Dataset items
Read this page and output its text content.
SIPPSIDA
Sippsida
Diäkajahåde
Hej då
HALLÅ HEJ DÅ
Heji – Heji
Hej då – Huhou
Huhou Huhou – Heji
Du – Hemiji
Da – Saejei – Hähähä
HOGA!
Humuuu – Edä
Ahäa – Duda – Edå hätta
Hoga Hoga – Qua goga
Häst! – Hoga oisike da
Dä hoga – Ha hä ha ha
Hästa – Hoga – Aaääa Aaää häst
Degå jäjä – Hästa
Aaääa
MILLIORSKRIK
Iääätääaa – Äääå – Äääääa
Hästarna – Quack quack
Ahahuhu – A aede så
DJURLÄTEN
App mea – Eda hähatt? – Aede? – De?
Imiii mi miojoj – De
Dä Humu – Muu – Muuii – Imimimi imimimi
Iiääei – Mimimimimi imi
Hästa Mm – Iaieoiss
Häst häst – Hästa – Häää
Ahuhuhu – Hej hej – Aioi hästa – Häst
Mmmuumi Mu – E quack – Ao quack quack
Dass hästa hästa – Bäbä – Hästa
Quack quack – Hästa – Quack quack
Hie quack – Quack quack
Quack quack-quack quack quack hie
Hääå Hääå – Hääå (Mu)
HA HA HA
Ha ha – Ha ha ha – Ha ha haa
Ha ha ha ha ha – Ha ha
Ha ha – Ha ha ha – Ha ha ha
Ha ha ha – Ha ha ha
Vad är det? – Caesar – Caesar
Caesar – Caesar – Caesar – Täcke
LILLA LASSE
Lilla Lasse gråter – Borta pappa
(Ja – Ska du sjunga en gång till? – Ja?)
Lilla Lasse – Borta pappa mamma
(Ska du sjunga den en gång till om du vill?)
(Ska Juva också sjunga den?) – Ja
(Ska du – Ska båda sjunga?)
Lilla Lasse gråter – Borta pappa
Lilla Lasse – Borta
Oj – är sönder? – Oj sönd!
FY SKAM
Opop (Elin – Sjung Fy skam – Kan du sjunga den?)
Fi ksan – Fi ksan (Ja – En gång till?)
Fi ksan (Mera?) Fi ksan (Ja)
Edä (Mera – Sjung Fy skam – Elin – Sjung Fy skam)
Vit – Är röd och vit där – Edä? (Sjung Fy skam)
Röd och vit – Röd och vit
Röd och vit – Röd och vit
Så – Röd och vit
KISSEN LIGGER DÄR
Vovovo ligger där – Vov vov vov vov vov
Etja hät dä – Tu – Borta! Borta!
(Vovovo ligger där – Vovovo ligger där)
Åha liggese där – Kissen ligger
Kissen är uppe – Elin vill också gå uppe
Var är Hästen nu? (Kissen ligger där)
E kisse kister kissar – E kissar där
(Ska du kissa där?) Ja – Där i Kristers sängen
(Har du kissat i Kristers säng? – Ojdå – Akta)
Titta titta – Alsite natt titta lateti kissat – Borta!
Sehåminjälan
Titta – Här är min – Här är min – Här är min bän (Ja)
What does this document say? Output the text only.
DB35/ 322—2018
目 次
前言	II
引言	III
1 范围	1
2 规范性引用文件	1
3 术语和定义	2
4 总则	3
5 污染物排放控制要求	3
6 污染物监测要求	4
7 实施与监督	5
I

- [BRIEF]: Retype every record above exactly as written.

- [FINISHED EXERCISE]:
Read this page and output its text content.
SIPPSIDA
Sippsida
Diäkajahåde
Hej då
HALLÅ HEJ DÅ
Heji – Heji
Hej då – Huhou
Huhou Huhou – Heji
Du – Hemiji
Da – Saejei – Hähähä
HOGA!
Humuuu – Edä
Ahäa – Duda – Edå hätta
Hoga Hoga – Qua goga
Häst! – Hoga oisike da
Dä hoga – Ha hä ha ha
Hästa – Hoga – Aaääa Aaää häst
Degå jäjä – Hästa
Aaääa
MILLIORSKRIK
Iääätääaa – Äääå – Äääääa
Hästarna – Quack quack
Ahahuhu – A aede så
DJURLÄTEN
App mea – Eda hähatt? – Aede? – De?
Imiii mi miojoj – De
Dä Humu – Muu – Muuii – Imimimi imimimi
Iiääei – Mimimimimi imi
Hästa Mm – Iaieoiss
Häst häst – Hästa – Häää
Ahuhuhu – Hej hej – Aioi hästa – Häst
Mmmuumi Mu – E quack – Ao quack quack
Dass hästa hästa – Bäbä – Hästa
Quack quack – Hästa – Quack quack
Hie quack – Quack quack
Quack quack-quack quack quack hie
Hääå Hääå – Hääå (Mu)
HA HA HA
Ha ha – Ha ha ha – Ha ha haa
Ha ha ha ha ha – Ha ha
Ha ha – Ha ha ha – Ha ha ha
Ha ha ha – Ha ha ha
Vad är det? – Caesar – Caesar
Caesar – Caesar – Caesar – Täcke
LILLA LASSE
Lilla Lasse gråter – Borta pappa
(Ja – Ska du sjunga en gång till? – Ja?)
Lilla Lasse – Borta pappa mamma
(Ska du sjunga den en gång till om du vill?)
(Ska Juva också sjunga den?) – Ja
(Ska du – Ska båda sjunga?)
Lilla Lasse gråter – Borta pappa
Lilla Lasse – Borta
Oj – är sönder? – Oj sönd!
FY SKAM
Opop (Elin – Sjung Fy skam – Kan du sjunga den?)
Fi ksan – Fi ksan (Ja – En gång till?)
Fi ksan (Mera?) Fi ksan (Ja)
Edä (Mera – Sjung Fy skam – Elin – Sjung Fy skam)
Vit – Är röd och vit där – Edä? (Sjung Fy skam)
Röd och vit – Röd och vit
Röd och vit – Röd och vit
Så – Röd och vit
KISSEN LIGGER DÄR
Vovovo ligger där – Vov vov vov vov vov
Etja hät dä – Tu – Borta! Borta!
(Vovovo ligger där – Vovovo ligger där)
Åha liggese där – Kissen ligger
Kissen är uppe – Elin vill också gå uppe
Var är Hästen nu? (Kissen ligger där)
E kisse kister kissar – E kissar där
(Ska du kissa där?) Ja – Där i Kristers sängen
(Har du kissat i Kristers säng? – Ojdå – Akta)
Titta titta – Alsite natt titta lateti kissat – Borta!
Sehåminjälan
Titta – Här är min – Här är min – Här är min bän (Ja)
What does this document say? Output the text only.
DB35/ 322—2018
目 次
前言	II
引言	III
1 范围	1
2 规范性引用文件	1
3 术语和定义	2
4 总则	3
5 污染物排放控制要求	3
6 污染物监测要求	4
7 实施与监督	5
I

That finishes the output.